## Problem requirements
Pictures stay out; everything else in the records below is copied exactly.

## Provided records
*****
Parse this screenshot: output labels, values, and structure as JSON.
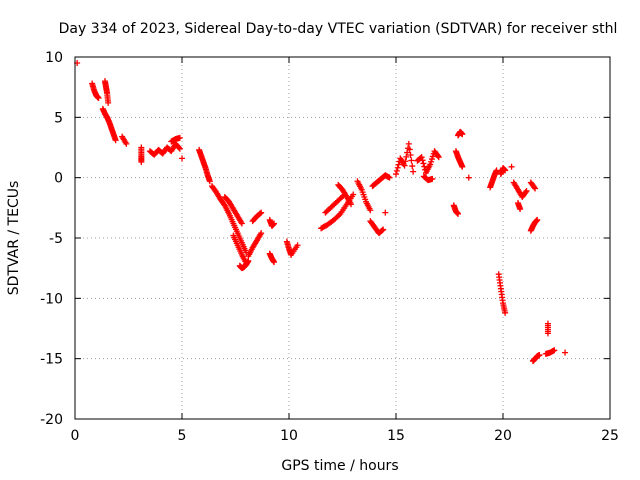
{
  "chart_data": {
    "type": "scatter",
    "title": "Day 334 of 2023, Sidereal Day-to-day VTEC variation (SDTVAR) for receiver sthl",
    "xlabel": "GPS time / hours",
    "ylabel": "SDTVAR / TECUs",
    "xlim": [
      0,
      25
    ],
    "ylim": [
      -20,
      10
    ],
    "xticks": [
      0,
      5,
      10,
      15,
      20,
      25
    ],
    "yticks": [
      -20,
      -15,
      -10,
      -5,
      0,
      5,
      10
    ],
    "grid": true,
    "marker": "+",
    "color": "#ff0000",
    "segments": [
      {
        "x": [
          0.1
        ],
        "y": [
          9.5
        ]
      },
      {
        "x": [
          0.8,
          0.9,
          1.0,
          1.1
        ],
        "y": [
          7.8,
          7.2,
          6.8,
          6.6
        ]
      },
      {
        "x": [
          1.3,
          1.4,
          1.5,
          1.6,
          1.7,
          1.8,
          1.9
        ],
        "y": [
          5.7,
          5.3,
          5.0,
          4.6,
          4.1,
          3.6,
          3.1
        ]
      },
      {
        "x": [
          1.4,
          1.45,
          1.5,
          1.55
        ],
        "y": [
          8.0,
          7.5,
          7.0,
          6.2
        ]
      },
      {
        "x": [
          2.2,
          2.4
        ],
        "y": [
          3.4,
          2.8
        ]
      },
      {
        "x": [
          3.1,
          3.1,
          3.1
        ],
        "y": [
          2.5,
          1.8,
          1.3
        ]
      },
      {
        "x": [
          3.5,
          3.7,
          3.9,
          4.1,
          4.3,
          4.5,
          4.7,
          4.9
        ],
        "y": [
          2.2,
          1.9,
          2.3,
          2.0,
          2.5,
          2.2,
          2.8,
          2.4
        ]
      },
      {
        "x": [
          4.5,
          4.7,
          4.9
        ],
        "y": [
          3.0,
          3.2,
          3.3
        ]
      },
      {
        "x": [
          5.0
        ],
        "y": [
          1.6
        ]
      },
      {
        "x": [
          5.8,
          5.9,
          6.0,
          6.1,
          6.2,
          6.3
        ],
        "y": [
          2.3,
          1.8,
          1.3,
          0.8,
          0.2,
          -0.3
        ]
      },
      {
        "x": [
          6.4,
          6.6,
          6.8,
          7.0,
          7.2,
          7.4,
          7.6,
          7.8,
          8.0
        ],
        "y": [
          -0.7,
          -1.2,
          -1.8,
          -2.3,
          -3.0,
          -3.8,
          -4.6,
          -5.4,
          -6.2
        ]
      },
      {
        "x": [
          7.0,
          7.2,
          7.4,
          7.6,
          7.8
        ],
        "y": [
          -1.6,
          -2.0,
          -2.6,
          -3.2,
          -3.8
        ]
      },
      {
        "x": [
          7.4,
          7.6,
          7.8,
          8.0
        ],
        "y": [
          -4.8,
          -5.6,
          -6.4,
          -7.1
        ]
      },
      {
        "x": [
          7.7,
          7.8,
          7.9,
          8.0,
          8.1
        ],
        "y": [
          -7.3,
          -7.5,
          -7.4,
          -7.2,
          -6.9
        ]
      },
      {
        "x": [
          8.1,
          8.3,
          8.5,
          8.7
        ],
        "y": [
          -6.5,
          -5.8,
          -5.2,
          -4.6
        ]
      },
      {
        "x": [
          8.3,
          8.5,
          8.7
        ],
        "y": [
          -3.6,
          -3.2,
          -2.9
        ]
      },
      {
        "x": [
          9.1,
          9.2,
          9.3
        ],
        "y": [
          -3.5,
          -4.0,
          -3.8
        ]
      },
      {
        "x": [
          9.1,
          9.2,
          9.3
        ],
        "y": [
          -6.3,
          -6.7,
          -7.0
        ]
      },
      {
        "x": [
          9.9,
          10.0,
          10.1,
          10.4
        ],
        "y": [
          -5.3,
          -5.9,
          -6.4,
          -5.6
        ]
      },
      {
        "x": [
          11.5,
          11.8,
          12.1,
          12.4,
          12.7,
          13.0
        ],
        "y": [
          -4.2,
          -3.9,
          -3.5,
          -3.0,
          -2.2,
          -1.4
        ]
      },
      {
        "x": [
          11.7,
          12.0,
          12.3,
          12.6
        ],
        "y": [
          -2.9,
          -2.4,
          -1.9,
          -1.4
        ]
      },
      {
        "x": [
          12.3,
          12.5,
          12.7,
          12.9
        ],
        "y": [
          -0.6,
          -1.0,
          -1.6,
          -2.2
        ]
      },
      {
        "x": [
          13.2,
          13.4,
          13.6,
          13.8
        ],
        "y": [
          -0.3,
          -1.0,
          -2.0,
          -2.7
        ]
      },
      {
        "x": [
          13.8,
          14.0,
          14.2,
          14.4
        ],
        "y": [
          -3.6,
          -4.1,
          -4.6,
          -4.3
        ]
      },
      {
        "x": [
          13.9,
          14.1,
          14.3,
          14.5,
          14.7
        ],
        "y": [
          -0.7,
          -0.4,
          -0.1,
          0.2,
          0.0
        ]
      },
      {
        "x": [
          14.5
        ],
        "y": [
          -2.9
        ]
      },
      {
        "x": [
          15.0,
          15.2,
          15.4,
          15.6,
          15.8
        ],
        "y": [
          0.3,
          1.6,
          1.0,
          2.8,
          0.5
        ]
      },
      {
        "x": [
          16.0,
          16.2,
          16.4,
          16.6,
          16.8,
          17.0
        ],
        "y": [
          1.4,
          1.7,
          0.4,
          1.1,
          2.2,
          1.7
        ]
      },
      {
        "x": [
          16.3,
          16.5,
          16.7
        ],
        "y": [
          0.1,
          -0.2,
          -0.1
        ]
      },
      {
        "x": [
          17.7,
          17.8,
          17.9
        ],
        "y": [
          -2.3,
          -2.8,
          -3.0
        ]
      },
      {
        "x": [
          17.8,
          17.9,
          18.0,
          18.1
        ],
        "y": [
          2.2,
          1.7,
          1.3,
          0.9
        ]
      },
      {
        "x": [
          17.9,
          18.0,
          18.1
        ],
        "y": [
          3.5,
          3.8,
          3.6
        ]
      },
      {
        "x": [
          18.4
        ],
        "y": [
          0.0
        ]
      },
      {
        "x": [
          19.4,
          19.5,
          19.6,
          19.7
        ],
        "y": [
          -0.8,
          -0.3,
          0.2,
          0.6
        ]
      },
      {
        "x": [
          19.9,
          20.0,
          20.1
        ],
        "y": [
          0.3,
          0.8,
          0.6
        ]
      },
      {
        "x": [
          19.8,
          19.9,
          20.0,
          20.1
        ],
        "y": [
          -8.0,
          -9.2,
          -10.4,
          -11.2
        ]
      },
      {
        "x": [
          20.4
        ],
        "y": [
          0.9
        ]
      },
      {
        "x": [
          20.5,
          20.7,
          20.9,
          21.1
        ],
        "y": [
          -0.4,
          -1.0,
          -1.6,
          -1.1
        ]
      },
      {
        "x": [
          20.7,
          20.8
        ],
        "y": [
          -2.1,
          -2.6
        ]
      },
      {
        "x": [
          21.3,
          21.5
        ],
        "y": [
          -0.4,
          -0.9
        ]
      },
      {
        "x": [
          21.3,
          21.4,
          21.5,
          21.6
        ],
        "y": [
          -4.4,
          -4.0,
          -3.7,
          -3.5
        ]
      },
      {
        "x": [
          21.4,
          21.5,
          21.6,
          21.7
        ],
        "y": [
          -15.2,
          -15.0,
          -14.8,
          -14.7
        ]
      },
      {
        "x": [
          22.0,
          22.2,
          22.4
        ],
        "y": [
          -14.6,
          -14.5,
          -14.3
        ]
      },
      {
        "x": [
          22.1,
          22.1
        ],
        "y": [
          -12.1,
          -12.9
        ]
      },
      {
        "x": [
          22.9
        ],
        "y": [
          -14.5
        ]
      }
    ]
  }
}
*****
## Task solution
Parse this screenshot: output labels, values, and structure as JSON.
{
  "chart_data": {
    "type": "scatter",
    "title": "Day 334 of 2023, Sidereal Day-to-day VTEC variation (SDTVAR) for receiver sthl",
    "xlabel": "GPS time / hours",
    "ylabel": "SDTVAR / TECUs",
    "xlim": [
      0,
      25
    ],
    "ylim": [
      -20,
      10
    ],
    "xticks": [
      0,
      5,
      10,
      15,
      20,
      25
    ],
    "yticks": [
      -20,
      -15,
      -10,
      -5,
      0,
      5,
      10
    ],
    "grid": true,
    "marker": "+",
    "color": "#ff0000",
    "segments": [
      {
        "x": [
          0.1
        ],
        "y": [
          9.5
        ]
      },
      {
        "x": [
          0.8,
          0.9,
          1.0,
          1.1
        ],
        "y": [
          7.8,
          7.2,
          6.8,
          6.6
        ]
      },
      {
        "x": [
          1.3,
          1.4,
          1.5,
          1.6,
          1.7,
          1.8,
          1.9
        ],
        "y": [
          5.7,
          5.3,
          5.0,
          4.6,
          4.1,
          3.6,
          3.1
        ]
      },
      {
        "x": [
          1.4,
          1.45,
          1.5,
          1.55
        ],
        "y": [
          8.0,
          7.5,
          7.0,
          6.2
        ]
      },
      {
        "x": [
          2.2,
          2.4
        ],
        "y": [
          3.4,
          2.8
        ]
      },
      {
        "x": [
          3.1,
          3.1,
          3.1
        ],
        "y": [
          2.5,
          1.8,
          1.3
        ]
      },
      {
        "x": [
          3.5,
          3.7,
          3.9,
          4.1,
          4.3,
          4.5,
          4.7,
          4.9
        ],
        "y": [
          2.2,
          1.9,
          2.3,
          2.0,
          2.5,
          2.2,
          2.8,
          2.4
        ]
      },
      {
        "x": [
          4.5,
          4.7,
          4.9
        ],
        "y": [
          3.0,
          3.2,
          3.3
        ]
      },
      {
        "x": [
          5.0
        ],
        "y": [
          1.6
        ]
      },
      {
        "x": [
          5.8,
          5.9,
          6.0,
          6.1,
          6.2,
          6.3
        ],
        "y": [
          2.3,
          1.8,
          1.3,
          0.8,
          0.2,
          -0.3
        ]
      },
      {
        "x": [
          6.4,
          6.6,
          6.8,
          7.0,
          7.2,
          7.4,
          7.6,
          7.8,
          8.0
        ],
        "y": [
          -0.7,
          -1.2,
          -1.8,
          -2.3,
          -3.0,
          -3.8,
          -4.6,
          -5.4,
          -6.2
        ]
      },
      {
        "x": [
          7.0,
          7.2,
          7.4,
          7.6,
          7.8
        ],
        "y": [
          -1.6,
          -2.0,
          -2.6,
          -3.2,
          -3.8
        ]
      },
      {
        "x": [
          7.4,
          7.6,
          7.8,
          8.0
        ],
        "y": [
          -4.8,
          -5.6,
          -6.4,
          -7.1
        ]
      },
      {
        "x": [
          7.7,
          7.8,
          7.9,
          8.0,
          8.1
        ],
        "y": [
          -7.3,
          -7.5,
          -7.4,
          -7.2,
          -6.9
        ]
      },
      {
        "x": [
          8.1,
          8.3,
          8.5,
          8.7
        ],
        "y": [
          -6.5,
          -5.8,
          -5.2,
          -4.6
        ]
      },
      {
        "x": [
          8.3,
          8.5,
          8.7
        ],
        "y": [
          -3.6,
          -3.2,
          -2.9
        ]
      },
      {
        "x": [
          9.1,
          9.2,
          9.3
        ],
        "y": [
          -3.5,
          -4.0,
          -3.8
        ]
      },
      {
        "x": [
          9.1,
          9.2,
          9.3
        ],
        "y": [
          -6.3,
          -6.7,
          -7.0
        ]
      },
      {
        "x": [
          9.9,
          10.0,
          10.1,
          10.4
        ],
        "y": [
          -5.3,
          -5.9,
          -6.4,
          -5.6
        ]
      },
      {
        "x": [
          11.5,
          11.8,
          12.1,
          12.4,
          12.7,
          13.0
        ],
        "y": [
          -4.2,
          -3.9,
          -3.5,
          -3.0,
          -2.2,
          -1.4
        ]
      },
      {
        "x": [
          11.7,
          12.0,
          12.3,
          12.6
        ],
        "y": [
          -2.9,
          -2.4,
          -1.9,
          -1.4
        ]
      },
      {
        "x": [
          12.3,
          12.5,
          12.7,
          12.9
        ],
        "y": [
          -0.6,
          -1.0,
          -1.6,
          -2.2
        ]
      },
      {
        "x": [
          13.2,
          13.4,
          13.6,
          13.8
        ],
        "y": [
          -0.3,
          -1.0,
          -2.0,
          -2.7
        ]
      },
      {
        "x": [
          13.8,
          14.0,
          14.2,
          14.4
        ],
        "y": [
          -3.6,
          -4.1,
          -4.6,
          -4.3
        ]
      },
      {
        "x": [
          13.9,
          14.1,
          14.3,
          14.5,
          14.7
        ],
        "y": [
          -0.7,
          -0.4,
          -0.1,
          0.2,
          0.0
        ]
      },
      {
        "x": [
          14.5
        ],
        "y": [
          -2.9
        ]
      },
      {
        "x": [
          15.0,
          15.2,
          15.4,
          15.6,
          15.8
        ],
        "y": [
          0.3,
          1.6,
          1.0,
          2.8,
          0.5
        ]
      },
      {
        "x": [
          16.0,
          16.2,
          16.4,
          16.6,
          16.8,
          17.0
        ],
        "y": [
          1.4,
          1.7,
          0.4,
          1.1,
          2.2,
          1.7
        ]
      },
      {
        "x": [
          16.3,
          16.5,
          16.7
        ],
        "y": [
          0.1,
          -0.2,
          -0.1
        ]
      },
      {
        "x": [
          17.7,
          17.8,
          17.9
        ],
        "y": [
          -2.3,
          -2.8,
          -3.0
        ]
      },
      {
        "x": [
          17.8,
          17.9,
          18.0,
          18.1
        ],
        "y": [
          2.2,
          1.7,
          1.3,
          0.9
        ]
      },
      {
        "x": [
          17.9,
          18.0,
          18.1
        ],
        "y": [
          3.5,
          3.8,
          3.6
        ]
      },
      {
        "x": [
          18.4
        ],
        "y": [
          0.0
        ]
      },
      {
        "x": [
          19.4,
          19.5,
          19.6,
          19.7
        ],
        "y": [
          -0.8,
          -0.3,
          0.2,
          0.6
        ]
      },
      {
        "x": [
          19.9,
          20.0,
          20.1
        ],
        "y": [
          0.3,
          0.8,
          0.6
        ]
      },
      {
        "x": [
          19.8,
          19.9,
          20.0,
          20.1
        ],
        "y": [
          -8.0,
          -9.2,
          -10.4,
          -11.2
        ]
      },
      {
        "x": [
          20.4
        ],
        "y": [
          0.9
        ]
      },
      {
        "x": [
          20.5,
          20.7,
          20.9,
          21.1
        ],
        "y": [
          -0.4,
          -1.0,
          -1.6,
          -1.1
        ]
      },
      {
        "x": [
          20.7,
          20.8
        ],
        "y": [
          -2.1,
          -2.6
        ]
      },
      {
        "x": [
          21.3,
          21.5
        ],
        "y": [
          -0.4,
          -0.9
        ]
      },
      {
        "x": [
          21.3,
          21.4,
          21.5,
          21.6
        ],
        "y": [
          -4.4,
          -4.0,
          -3.7,
          -3.5
        ]
      },
      {
        "x": [
          21.4,
          21.5,
          21.6,
          21.7
        ],
        "y": [
          -15.2,
          -15.0,
          -14.8,
          -14.7
        ]
      },
      {
        "x": [
          22.0,
          22.2,
          22.4
        ],
        "y": [
          -14.6,
          -14.5,
          -14.3
        ]
      },
      {
        "x": [
          22.1,
          22.1
        ],
        "y": [
          -12.1,
          -12.9
        ]
      },
      {
        "x": [
          22.9
        ],
        "y": [
          -14.5
        ]
      }
    ]
  }
}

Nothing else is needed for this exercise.